-- Begin RECORDS FOR PROCESSING --
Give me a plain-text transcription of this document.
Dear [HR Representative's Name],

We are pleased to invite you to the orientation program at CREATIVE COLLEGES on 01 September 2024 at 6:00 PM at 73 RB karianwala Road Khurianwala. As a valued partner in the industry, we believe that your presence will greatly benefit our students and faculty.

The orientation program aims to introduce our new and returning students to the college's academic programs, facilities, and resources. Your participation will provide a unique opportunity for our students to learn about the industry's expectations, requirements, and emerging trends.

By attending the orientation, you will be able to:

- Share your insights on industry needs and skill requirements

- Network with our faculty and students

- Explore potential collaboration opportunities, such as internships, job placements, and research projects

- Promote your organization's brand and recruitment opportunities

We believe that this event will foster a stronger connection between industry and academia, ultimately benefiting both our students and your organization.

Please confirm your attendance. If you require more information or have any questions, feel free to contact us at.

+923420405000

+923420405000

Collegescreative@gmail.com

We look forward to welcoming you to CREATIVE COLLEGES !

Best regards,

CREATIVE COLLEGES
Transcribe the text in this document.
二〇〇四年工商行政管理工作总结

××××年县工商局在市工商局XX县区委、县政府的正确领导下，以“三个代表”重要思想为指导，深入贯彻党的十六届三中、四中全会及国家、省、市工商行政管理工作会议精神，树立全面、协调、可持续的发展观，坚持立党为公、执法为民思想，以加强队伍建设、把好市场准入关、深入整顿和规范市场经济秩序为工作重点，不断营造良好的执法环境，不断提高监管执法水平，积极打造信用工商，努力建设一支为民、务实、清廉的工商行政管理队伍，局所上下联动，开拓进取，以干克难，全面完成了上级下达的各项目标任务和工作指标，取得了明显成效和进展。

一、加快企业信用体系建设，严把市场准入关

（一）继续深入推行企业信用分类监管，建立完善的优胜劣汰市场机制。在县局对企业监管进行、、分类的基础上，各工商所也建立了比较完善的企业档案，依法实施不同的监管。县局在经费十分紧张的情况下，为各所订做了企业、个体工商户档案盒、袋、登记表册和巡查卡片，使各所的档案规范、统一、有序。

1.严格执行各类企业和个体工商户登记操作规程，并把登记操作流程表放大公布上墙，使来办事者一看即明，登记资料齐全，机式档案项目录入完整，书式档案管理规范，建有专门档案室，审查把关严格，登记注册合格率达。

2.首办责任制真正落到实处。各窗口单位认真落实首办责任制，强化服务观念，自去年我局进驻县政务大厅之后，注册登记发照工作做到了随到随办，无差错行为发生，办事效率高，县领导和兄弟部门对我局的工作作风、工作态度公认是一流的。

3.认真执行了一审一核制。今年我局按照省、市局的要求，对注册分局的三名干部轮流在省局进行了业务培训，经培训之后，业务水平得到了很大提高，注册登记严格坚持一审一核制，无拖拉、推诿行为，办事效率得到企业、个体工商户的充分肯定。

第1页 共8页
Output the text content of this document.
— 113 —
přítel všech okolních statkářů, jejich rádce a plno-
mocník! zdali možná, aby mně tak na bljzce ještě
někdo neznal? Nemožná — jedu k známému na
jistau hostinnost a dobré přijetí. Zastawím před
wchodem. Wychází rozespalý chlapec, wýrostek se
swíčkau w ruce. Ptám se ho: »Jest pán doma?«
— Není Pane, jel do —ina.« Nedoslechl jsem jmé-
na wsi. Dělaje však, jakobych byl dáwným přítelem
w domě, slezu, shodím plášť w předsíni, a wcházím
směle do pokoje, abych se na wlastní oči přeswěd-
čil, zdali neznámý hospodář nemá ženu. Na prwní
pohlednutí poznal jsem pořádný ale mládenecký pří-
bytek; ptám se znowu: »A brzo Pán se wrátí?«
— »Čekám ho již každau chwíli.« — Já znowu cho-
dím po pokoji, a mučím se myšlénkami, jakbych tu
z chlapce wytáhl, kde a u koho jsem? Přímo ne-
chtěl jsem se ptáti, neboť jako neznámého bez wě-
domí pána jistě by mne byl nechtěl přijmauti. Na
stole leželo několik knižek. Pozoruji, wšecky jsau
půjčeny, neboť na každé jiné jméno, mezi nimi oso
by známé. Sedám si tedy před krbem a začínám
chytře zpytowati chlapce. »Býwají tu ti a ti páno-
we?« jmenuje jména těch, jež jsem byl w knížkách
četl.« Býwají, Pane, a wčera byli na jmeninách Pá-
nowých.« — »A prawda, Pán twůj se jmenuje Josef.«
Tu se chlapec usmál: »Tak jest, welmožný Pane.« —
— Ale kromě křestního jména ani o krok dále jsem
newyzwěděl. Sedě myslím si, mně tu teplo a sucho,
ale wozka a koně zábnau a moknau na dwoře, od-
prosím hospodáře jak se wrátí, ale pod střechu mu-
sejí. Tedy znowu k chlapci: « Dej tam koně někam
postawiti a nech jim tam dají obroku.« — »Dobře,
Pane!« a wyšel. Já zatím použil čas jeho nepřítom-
-- End RECORDS FOR PROCESSING --
■ WHAT TO DO
Every line that holds the word "koně" should be extracted.

■ THE REPLY
ale wozka a koně zábnau a moknau na dwoře, od-
sejí. Tedy znowu k chlapci: « Dej tam koně někam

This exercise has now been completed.